▸ **TEXT UNDER STUDY**
Suggested namespacing convention (NOT mandated):

FamilyCapability keyMeaning
STORAGEbridgeable: booleanCan the bytes be mounted into a sandbox?
STORAGEtransport: "symlink" | "fuse" | "mcp" | "tunnel"How a sandbox sees the bytes (when bridgeable).
STORAGE / SANDBOXpairsWith: string[]Backend ids of the other family that compose cleanly.
STORAGE / SANDBOXserverReachable: booleanCan a remote host reach this backend (false for local-ide/local-daemon on loopback)?

Hosts SHOULD agree on convention names within a family but the registry itself only relies on the field being a JSON value.

Discovery hooks

A registry is hand-populated by default — hosts call register(handle) for each handle they want to expose. Two optional discovery hooks:

  1. Directory scan. A registry MAY accept a directory path on construction. Every <file>.<doctype>.ts file in the directory is imported, its default export validated as a handle of type H, and registered. The host sets the file naming convention; the registry doesn't impose one.

  2. MCP listing. A registry MAY publish a list_<doctype> tool to an MCP server (per AIP-5 conventions); the tool returns { id, label?, description?, capabilities? } per entry. This lets agents and external tooling enumerate the catalog without import access.

Discovery is OPTIONAL. A registry that only supports register() is fully conforming.

Equality and lifetime

Handles registered into a registry are immutable. The registry MUST NOT mutate the handle body; consumers MUST NOT mutate it after registration (the createDoctype Object.freeze invariant from AIP-1 makes this runtime-enforced for compliant handles).

The registry's lifetime is the host process. Persistence across restarts (e.g. registries hydrated from a config file at boot) is the host's concern — the registry primitive itself is in-memory.

Reference signature

import { createRegistry } from "@agentproto/registry"

const storageRegistry = createRegistry<StorageHandle>({
  family: "storage",
  keyBy: (handle) => handle.provider,
})

storageRegistry.register(localDaemonStorage)   // defineStorage(...) result
storageRegistry.register(s3Storage)
storageRegistry.list()                          // readonly StorageHandle[]
storageRegistry.get("local-daemon")             // StorageHandle | undefined
storageRegistry.lookup(h => h.capabilities?.bridgeable === true)

The family field is informational (used in error messages, MCP tool names if discovery is enabled). keyBy is required when the handle type doesn't expose a recognisable id field; createDoctype-built handles default to the rules in Identity.

Why not just use a Map?

Three reasons:

  1. Identity selection is doctype-aware. STORAGE keys on provider; EXTENSION keys on slug; a handle that's a standalone doctype keys on id. The registry's keyBy defaults pick the right one without the host wiring it case-by-case.

  2. Duplicate registration is an error, not silent overwrite. A bare Map.set lets a second defineStorage({ provider: "s3" }) silently replace the first; the registry refuses, surfacing the collision at boot.

  3. Capability lookup is the most useful operation. Map exposes get(key) cheaply; lookup(predicate) is what hosts actually need ("every storage that pairs with sandbox X"). Standardising the verb keeps capability metadata normative across hosts.

Backward compatibility

This AIP introduces no breaking changes. Existing hand-rolled host registries remain functional — adopting @agentproto/registry is a voluntary refactor. Handles produced by defineStorage / defineSandbox / defineExtension / defineOperator are already in the shape the registry expects (the universal createDoctype handle), so adoption is one register(handle) call per existing handle.

Reference implementation

The canonical implementation is @agentproto/registry. It implements:

  • createRegistry<H>(options) returning the four-verb surface plus has, count, unregister, replace, entries sugar.
  • Default keyBy resolution per Identity.
  • Optional directory-scan discovery hook (Node-only; uses dynamic import() so it's tree-shakable).
  • Optional MCP-tool discovery hook (depends on @modelcontextprotocol/sdk; feature-gated so non-MCP hosts don't pull the SDK).

Tests cover: identity selection priority, duplicate-registration refusal, capability-lookup correctness, discovery-hook idempotency.

▸ **DATASET CONTENT**
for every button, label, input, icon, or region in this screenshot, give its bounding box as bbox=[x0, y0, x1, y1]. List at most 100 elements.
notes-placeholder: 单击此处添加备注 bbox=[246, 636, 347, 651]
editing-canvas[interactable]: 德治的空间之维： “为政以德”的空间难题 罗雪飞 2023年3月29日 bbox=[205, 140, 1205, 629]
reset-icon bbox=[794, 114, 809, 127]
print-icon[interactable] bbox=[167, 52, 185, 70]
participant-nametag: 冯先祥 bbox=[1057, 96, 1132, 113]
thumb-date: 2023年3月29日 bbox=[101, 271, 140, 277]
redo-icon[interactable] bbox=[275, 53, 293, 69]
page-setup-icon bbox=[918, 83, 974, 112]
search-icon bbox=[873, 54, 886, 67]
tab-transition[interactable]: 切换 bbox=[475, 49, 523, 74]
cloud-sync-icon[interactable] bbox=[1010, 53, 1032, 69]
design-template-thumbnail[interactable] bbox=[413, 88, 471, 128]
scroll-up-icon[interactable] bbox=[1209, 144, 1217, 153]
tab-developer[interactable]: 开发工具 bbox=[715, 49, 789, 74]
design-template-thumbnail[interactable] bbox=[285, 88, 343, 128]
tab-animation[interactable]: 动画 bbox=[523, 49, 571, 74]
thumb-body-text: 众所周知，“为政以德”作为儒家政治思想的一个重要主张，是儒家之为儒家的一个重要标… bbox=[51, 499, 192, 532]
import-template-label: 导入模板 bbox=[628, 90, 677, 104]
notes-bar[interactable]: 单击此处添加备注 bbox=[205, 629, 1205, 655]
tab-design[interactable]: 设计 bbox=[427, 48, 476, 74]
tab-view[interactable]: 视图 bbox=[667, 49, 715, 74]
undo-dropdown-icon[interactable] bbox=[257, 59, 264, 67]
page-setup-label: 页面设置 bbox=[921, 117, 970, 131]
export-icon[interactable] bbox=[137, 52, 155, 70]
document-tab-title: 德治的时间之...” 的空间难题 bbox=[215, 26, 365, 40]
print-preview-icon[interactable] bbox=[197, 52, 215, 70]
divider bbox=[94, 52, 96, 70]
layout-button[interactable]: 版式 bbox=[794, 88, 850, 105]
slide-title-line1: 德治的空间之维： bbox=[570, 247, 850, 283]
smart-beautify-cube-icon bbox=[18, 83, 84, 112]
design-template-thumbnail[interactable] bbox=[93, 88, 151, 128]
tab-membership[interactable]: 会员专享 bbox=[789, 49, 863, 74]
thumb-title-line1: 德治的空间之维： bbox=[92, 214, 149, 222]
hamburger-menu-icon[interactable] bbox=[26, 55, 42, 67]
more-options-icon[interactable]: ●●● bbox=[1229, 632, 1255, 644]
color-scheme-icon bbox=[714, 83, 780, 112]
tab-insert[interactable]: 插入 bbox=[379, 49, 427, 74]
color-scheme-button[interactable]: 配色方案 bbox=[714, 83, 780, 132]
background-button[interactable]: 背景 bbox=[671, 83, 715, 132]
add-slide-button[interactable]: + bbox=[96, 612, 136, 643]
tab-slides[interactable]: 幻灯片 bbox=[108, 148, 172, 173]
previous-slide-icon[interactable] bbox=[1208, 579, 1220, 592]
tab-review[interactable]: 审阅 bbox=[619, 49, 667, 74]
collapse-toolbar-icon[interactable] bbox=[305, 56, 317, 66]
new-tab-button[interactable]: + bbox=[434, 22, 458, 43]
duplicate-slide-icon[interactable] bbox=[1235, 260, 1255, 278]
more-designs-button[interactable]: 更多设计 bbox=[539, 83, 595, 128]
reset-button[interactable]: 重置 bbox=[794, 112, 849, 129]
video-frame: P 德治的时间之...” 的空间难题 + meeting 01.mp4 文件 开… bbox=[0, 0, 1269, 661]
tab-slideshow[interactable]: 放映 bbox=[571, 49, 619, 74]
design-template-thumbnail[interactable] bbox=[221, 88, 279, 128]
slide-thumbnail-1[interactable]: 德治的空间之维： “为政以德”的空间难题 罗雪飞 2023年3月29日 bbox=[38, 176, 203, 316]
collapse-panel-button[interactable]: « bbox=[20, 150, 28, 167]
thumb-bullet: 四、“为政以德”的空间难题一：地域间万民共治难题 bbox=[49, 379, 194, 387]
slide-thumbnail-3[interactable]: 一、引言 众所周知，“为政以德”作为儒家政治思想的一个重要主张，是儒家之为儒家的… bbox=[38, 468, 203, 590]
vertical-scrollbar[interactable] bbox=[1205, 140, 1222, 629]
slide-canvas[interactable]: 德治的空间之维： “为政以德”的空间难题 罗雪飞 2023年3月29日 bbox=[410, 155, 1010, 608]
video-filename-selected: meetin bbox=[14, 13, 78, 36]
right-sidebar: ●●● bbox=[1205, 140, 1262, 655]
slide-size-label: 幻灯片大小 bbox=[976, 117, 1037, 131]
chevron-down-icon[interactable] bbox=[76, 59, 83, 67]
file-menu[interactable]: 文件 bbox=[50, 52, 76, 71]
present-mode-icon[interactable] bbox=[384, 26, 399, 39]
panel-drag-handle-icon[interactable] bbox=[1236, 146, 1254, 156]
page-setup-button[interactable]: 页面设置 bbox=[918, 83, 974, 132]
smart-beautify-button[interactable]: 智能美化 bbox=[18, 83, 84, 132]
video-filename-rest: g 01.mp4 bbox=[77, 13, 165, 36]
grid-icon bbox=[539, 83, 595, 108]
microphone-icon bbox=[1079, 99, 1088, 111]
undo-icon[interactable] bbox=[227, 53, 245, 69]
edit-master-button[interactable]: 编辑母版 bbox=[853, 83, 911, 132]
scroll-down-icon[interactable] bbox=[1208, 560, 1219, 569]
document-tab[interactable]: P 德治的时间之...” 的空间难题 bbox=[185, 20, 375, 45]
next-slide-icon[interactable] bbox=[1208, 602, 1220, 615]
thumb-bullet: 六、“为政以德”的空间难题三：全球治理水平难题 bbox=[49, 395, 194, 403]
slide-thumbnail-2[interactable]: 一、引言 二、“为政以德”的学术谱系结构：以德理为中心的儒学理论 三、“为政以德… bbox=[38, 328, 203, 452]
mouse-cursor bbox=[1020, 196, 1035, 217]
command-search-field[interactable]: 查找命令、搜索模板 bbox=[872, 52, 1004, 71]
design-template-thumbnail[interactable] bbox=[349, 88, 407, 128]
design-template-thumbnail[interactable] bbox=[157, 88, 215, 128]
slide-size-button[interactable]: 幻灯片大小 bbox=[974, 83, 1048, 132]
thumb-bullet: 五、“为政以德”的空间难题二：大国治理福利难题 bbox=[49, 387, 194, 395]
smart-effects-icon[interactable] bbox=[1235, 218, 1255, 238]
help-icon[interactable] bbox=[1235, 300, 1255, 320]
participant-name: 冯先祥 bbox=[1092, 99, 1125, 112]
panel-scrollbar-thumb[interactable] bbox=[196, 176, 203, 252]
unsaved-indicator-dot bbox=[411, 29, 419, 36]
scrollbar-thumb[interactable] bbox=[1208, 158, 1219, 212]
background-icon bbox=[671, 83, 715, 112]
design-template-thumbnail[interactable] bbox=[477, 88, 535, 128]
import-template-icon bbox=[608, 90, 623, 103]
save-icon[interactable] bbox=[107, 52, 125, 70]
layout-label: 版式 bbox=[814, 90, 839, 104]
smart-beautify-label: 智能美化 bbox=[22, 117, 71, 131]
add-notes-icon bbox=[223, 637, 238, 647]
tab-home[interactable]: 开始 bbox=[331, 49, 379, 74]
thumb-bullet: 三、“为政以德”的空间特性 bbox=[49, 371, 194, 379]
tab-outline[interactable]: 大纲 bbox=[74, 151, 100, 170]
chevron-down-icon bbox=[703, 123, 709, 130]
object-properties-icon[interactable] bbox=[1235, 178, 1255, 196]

▸ **LIST OF TASKS**
1. According to the registry specification, what is the lifetime of a registry?
2. In the registry specification, swap "voluntary" for "optional" and write out the passage from "Backward compatibility" to "replace, entries sugar.".
The records are separate material and are not part of the registry specification.

▸ **TASK SOLUTIONS**
1. The lifetime of a registry is the host process.

2.
Backward compatibility

This AIP introduces no breaking changes. Existing hand-rolled host registries remain functional — adopting @agentproto/registry is a optional refactor. Handles produced by defineStorage / defineSandbox / defineExtension / defineOperator are already in the shape the registry expects (the universal createDoctype handle), so adoption is one register(handle) call per existing handle.

Reference implementation

The canonical implementation is @agentproto/registry. It implements:

  • createRegistry<H>(options) returning the four-verb surface plus has, count, unregister, replace, entries sugar.